__Consigne__. Quelles personnes l'extrait sur le Tahoera'a Huiraatira désigne-t-il par leur prénom et leur nom ? Citez-les toutes.

__Extrait__.
╔══

C'est une situation inédite au Tahoera'a Huiraatira. Si des déchirures politiques internes ont déjà secoué par le passé le parti orange, des candidatures dissidentes contre des candidats orange officiellement investis à une élection de rang national, ça ne s'était encore jamais vu. Pour le président du parti, Gaston Flosse, le camouflet est certain. Seule consolation : Nuihau Laurey et Lana Tetuanui ont répondu en 48 heures aux demandes d'éclaircissement formulées par le Vieux Lion dans un communiqué du parti en date de vendredi dernier où il était écrit : "le Tahoera'a Huiraatira comme les grands électeurs, attendent à présent que les intéressés prennent leurs responsabilités vis-à-vis du parti politique auquel ils appartiennent et qu'ils confirment ou démentent leur candidature".

╚══

__Matériel fourni__.
╔══

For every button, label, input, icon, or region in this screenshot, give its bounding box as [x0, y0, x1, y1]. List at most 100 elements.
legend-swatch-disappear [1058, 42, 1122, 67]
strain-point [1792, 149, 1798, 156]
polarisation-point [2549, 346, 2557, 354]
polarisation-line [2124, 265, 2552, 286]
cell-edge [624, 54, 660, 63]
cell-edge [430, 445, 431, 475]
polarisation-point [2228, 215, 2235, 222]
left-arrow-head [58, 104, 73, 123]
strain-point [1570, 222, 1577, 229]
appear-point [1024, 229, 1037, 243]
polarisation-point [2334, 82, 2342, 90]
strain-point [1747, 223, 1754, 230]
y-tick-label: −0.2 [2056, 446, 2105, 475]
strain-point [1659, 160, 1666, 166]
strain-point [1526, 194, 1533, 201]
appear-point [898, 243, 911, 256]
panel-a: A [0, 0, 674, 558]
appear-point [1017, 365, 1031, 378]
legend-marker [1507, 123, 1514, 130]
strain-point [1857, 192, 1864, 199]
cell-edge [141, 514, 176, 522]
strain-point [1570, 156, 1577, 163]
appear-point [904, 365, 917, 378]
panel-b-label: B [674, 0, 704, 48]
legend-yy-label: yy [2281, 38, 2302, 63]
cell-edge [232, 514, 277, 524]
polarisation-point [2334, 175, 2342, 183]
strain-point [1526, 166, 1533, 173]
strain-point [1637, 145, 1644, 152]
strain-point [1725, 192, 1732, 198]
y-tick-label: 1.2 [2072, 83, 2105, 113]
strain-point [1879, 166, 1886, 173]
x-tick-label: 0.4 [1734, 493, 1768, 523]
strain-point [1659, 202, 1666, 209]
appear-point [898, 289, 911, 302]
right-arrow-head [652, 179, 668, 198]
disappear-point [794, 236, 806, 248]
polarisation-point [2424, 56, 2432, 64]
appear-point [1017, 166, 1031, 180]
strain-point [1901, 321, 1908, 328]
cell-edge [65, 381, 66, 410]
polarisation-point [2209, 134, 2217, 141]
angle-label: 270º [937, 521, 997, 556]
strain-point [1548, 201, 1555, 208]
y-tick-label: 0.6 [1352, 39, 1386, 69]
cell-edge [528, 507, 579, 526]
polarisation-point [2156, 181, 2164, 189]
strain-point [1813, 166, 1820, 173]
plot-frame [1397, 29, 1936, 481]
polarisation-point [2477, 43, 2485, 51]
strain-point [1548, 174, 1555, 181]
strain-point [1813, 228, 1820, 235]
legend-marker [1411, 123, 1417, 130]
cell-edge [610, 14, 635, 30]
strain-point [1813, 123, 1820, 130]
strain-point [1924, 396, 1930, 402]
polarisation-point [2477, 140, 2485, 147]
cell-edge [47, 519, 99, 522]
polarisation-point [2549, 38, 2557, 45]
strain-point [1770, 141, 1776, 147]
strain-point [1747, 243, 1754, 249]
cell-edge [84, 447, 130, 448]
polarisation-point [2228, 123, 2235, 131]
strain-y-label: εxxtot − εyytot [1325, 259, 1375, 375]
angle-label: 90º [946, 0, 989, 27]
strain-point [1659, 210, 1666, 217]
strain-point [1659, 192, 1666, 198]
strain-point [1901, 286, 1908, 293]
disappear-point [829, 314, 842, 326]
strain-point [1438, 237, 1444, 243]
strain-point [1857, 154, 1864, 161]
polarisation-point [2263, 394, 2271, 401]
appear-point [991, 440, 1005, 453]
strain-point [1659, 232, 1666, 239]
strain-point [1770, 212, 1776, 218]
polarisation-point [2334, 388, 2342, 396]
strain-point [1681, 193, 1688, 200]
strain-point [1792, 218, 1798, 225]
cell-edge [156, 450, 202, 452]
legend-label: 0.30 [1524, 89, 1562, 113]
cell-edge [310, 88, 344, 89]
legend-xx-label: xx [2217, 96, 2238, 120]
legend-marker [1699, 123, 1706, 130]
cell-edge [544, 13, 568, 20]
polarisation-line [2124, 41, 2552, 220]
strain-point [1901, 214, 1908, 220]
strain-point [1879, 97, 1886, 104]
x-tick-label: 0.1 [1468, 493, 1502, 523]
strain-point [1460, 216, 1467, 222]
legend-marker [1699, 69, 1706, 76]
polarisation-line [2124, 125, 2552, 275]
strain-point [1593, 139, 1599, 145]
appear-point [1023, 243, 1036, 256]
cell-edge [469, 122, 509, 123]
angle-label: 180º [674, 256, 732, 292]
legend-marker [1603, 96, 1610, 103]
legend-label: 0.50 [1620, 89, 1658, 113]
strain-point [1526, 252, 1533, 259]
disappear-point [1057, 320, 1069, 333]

╚══

__Réponse__.
- Gaston Flosse
- Nuihau Laurey
- Lana Tetuanui